▶ **WHAT IS EXPECTED**: Return all lines in the material below that contain "очень".
[start of DATA RECORDS]
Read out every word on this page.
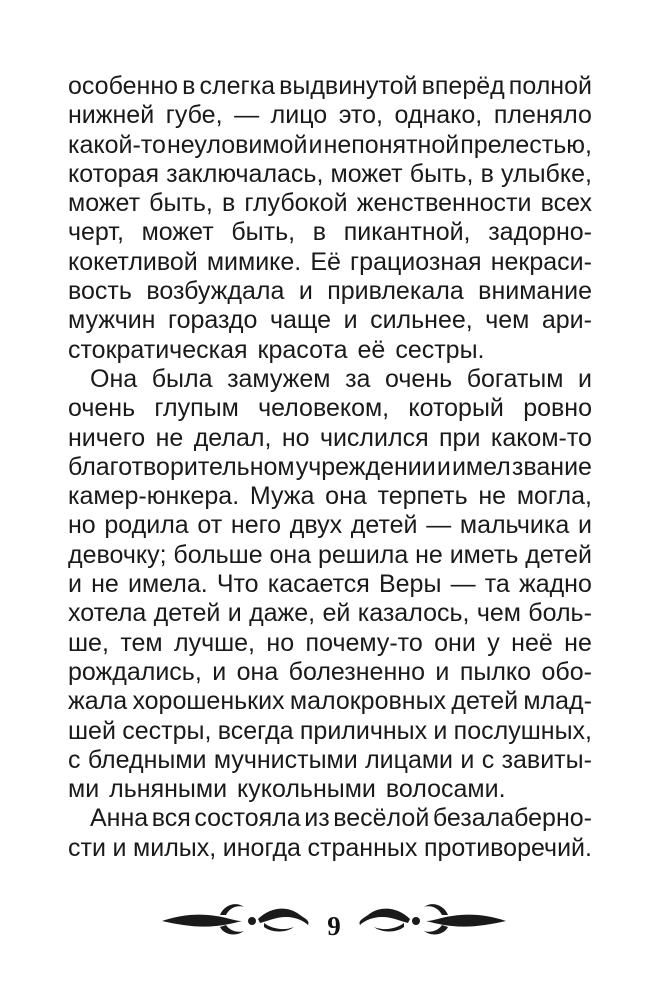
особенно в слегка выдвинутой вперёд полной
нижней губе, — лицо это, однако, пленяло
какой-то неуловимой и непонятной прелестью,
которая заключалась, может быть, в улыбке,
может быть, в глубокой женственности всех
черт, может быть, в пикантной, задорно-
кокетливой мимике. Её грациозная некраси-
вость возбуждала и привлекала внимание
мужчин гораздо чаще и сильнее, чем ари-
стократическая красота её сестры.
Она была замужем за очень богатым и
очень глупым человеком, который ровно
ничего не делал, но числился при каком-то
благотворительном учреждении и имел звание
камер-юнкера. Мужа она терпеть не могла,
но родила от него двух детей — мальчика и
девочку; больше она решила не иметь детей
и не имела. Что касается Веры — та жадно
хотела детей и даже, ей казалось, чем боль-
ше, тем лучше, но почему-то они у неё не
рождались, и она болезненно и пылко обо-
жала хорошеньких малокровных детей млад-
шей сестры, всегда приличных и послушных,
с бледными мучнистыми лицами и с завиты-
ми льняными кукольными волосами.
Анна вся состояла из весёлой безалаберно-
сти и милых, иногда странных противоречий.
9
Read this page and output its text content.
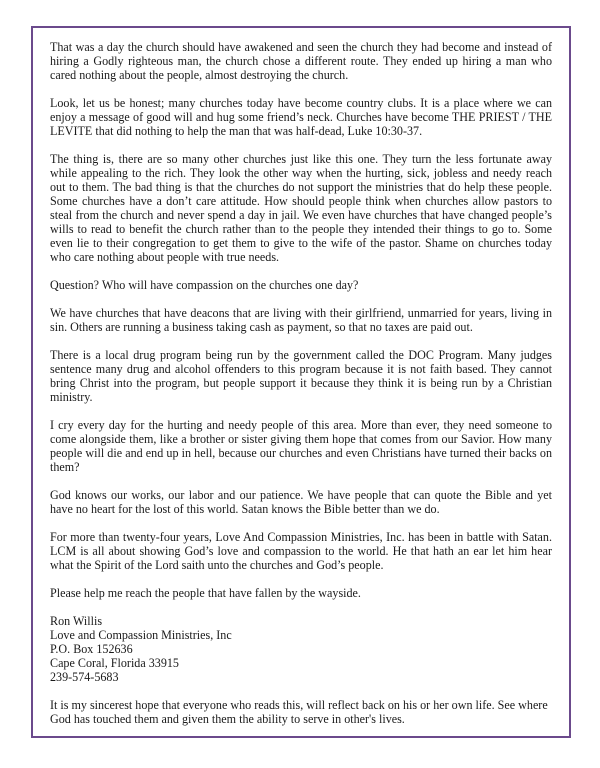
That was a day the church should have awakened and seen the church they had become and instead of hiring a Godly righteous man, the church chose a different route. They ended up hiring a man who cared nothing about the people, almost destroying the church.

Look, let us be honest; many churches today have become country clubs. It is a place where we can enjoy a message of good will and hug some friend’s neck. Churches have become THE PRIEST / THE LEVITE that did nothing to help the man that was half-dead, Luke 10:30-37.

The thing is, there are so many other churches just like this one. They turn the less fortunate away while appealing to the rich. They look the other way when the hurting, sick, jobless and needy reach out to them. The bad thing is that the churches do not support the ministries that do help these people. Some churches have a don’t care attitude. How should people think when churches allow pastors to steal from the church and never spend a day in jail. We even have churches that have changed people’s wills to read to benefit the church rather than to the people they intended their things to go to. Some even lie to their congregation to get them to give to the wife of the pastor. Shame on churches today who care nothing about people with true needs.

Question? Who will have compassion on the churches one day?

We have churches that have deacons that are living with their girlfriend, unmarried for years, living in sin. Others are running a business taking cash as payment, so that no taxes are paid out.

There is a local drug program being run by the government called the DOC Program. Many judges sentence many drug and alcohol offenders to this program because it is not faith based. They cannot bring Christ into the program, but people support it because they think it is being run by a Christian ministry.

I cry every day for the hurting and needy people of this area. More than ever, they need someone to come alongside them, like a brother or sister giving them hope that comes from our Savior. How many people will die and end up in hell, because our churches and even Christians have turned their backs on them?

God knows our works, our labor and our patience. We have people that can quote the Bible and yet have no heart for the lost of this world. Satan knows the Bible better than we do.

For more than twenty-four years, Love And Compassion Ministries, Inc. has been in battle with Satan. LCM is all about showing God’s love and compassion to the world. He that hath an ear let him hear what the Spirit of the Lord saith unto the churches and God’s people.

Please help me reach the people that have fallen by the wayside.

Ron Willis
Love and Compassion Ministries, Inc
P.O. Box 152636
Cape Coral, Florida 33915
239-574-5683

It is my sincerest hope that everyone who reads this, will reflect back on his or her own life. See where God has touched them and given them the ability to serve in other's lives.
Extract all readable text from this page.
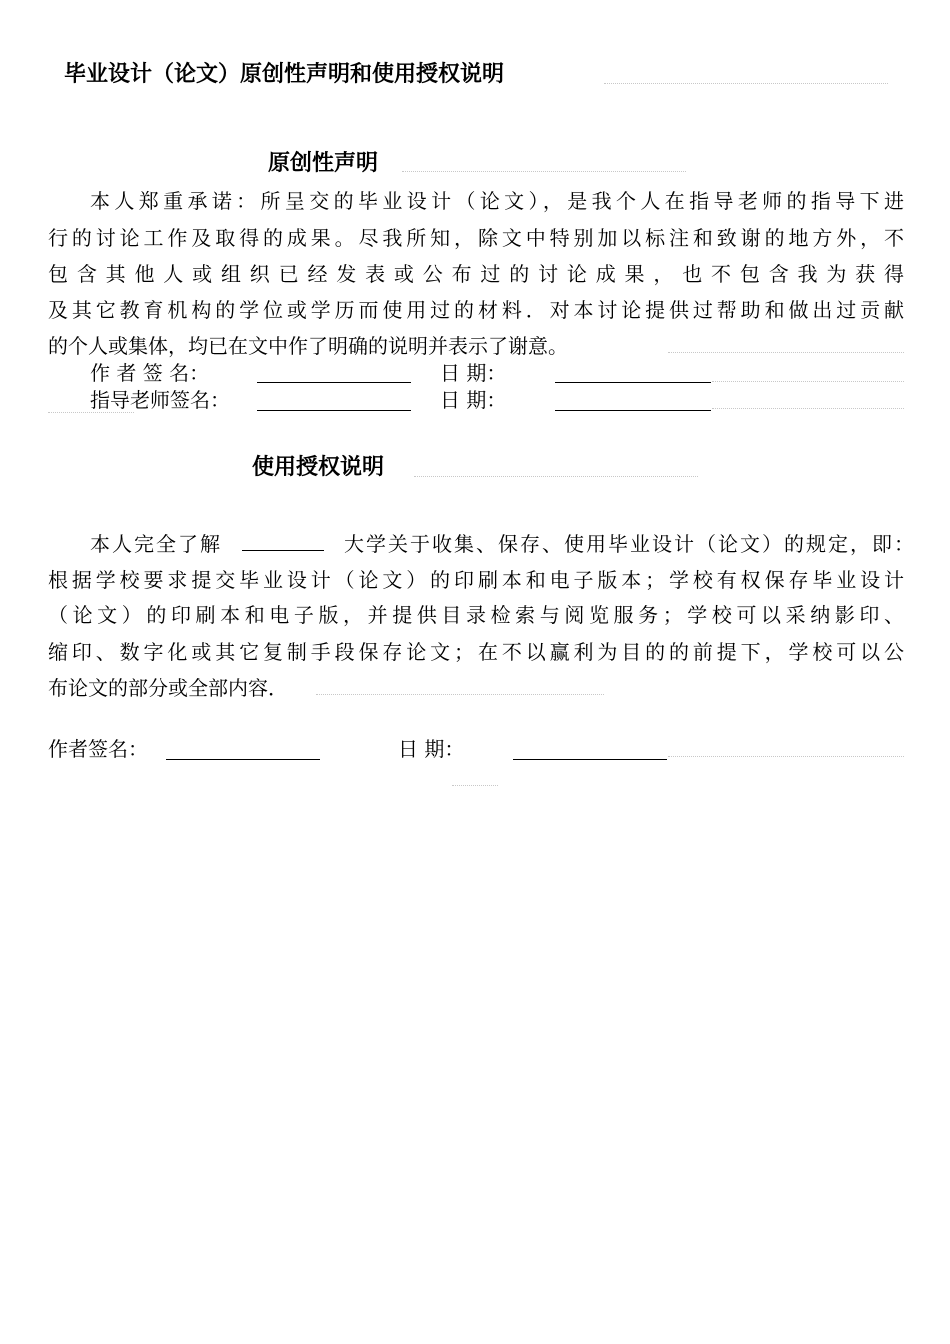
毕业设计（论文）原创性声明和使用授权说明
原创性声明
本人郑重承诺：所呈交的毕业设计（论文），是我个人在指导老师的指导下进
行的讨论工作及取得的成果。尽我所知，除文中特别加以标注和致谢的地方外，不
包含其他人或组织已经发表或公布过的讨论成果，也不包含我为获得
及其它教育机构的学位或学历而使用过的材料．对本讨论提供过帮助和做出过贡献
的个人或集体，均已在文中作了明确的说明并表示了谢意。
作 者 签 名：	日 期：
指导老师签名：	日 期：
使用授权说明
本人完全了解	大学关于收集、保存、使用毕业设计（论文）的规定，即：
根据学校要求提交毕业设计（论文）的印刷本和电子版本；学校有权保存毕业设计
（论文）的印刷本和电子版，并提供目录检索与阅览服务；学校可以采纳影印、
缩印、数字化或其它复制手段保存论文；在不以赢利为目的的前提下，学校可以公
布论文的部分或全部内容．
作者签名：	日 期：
[end of DATA RECORDS]
▶ **SOLUTION BELOW**:
Она была замужем за очень богатым и
очень глупым человеком, который ровно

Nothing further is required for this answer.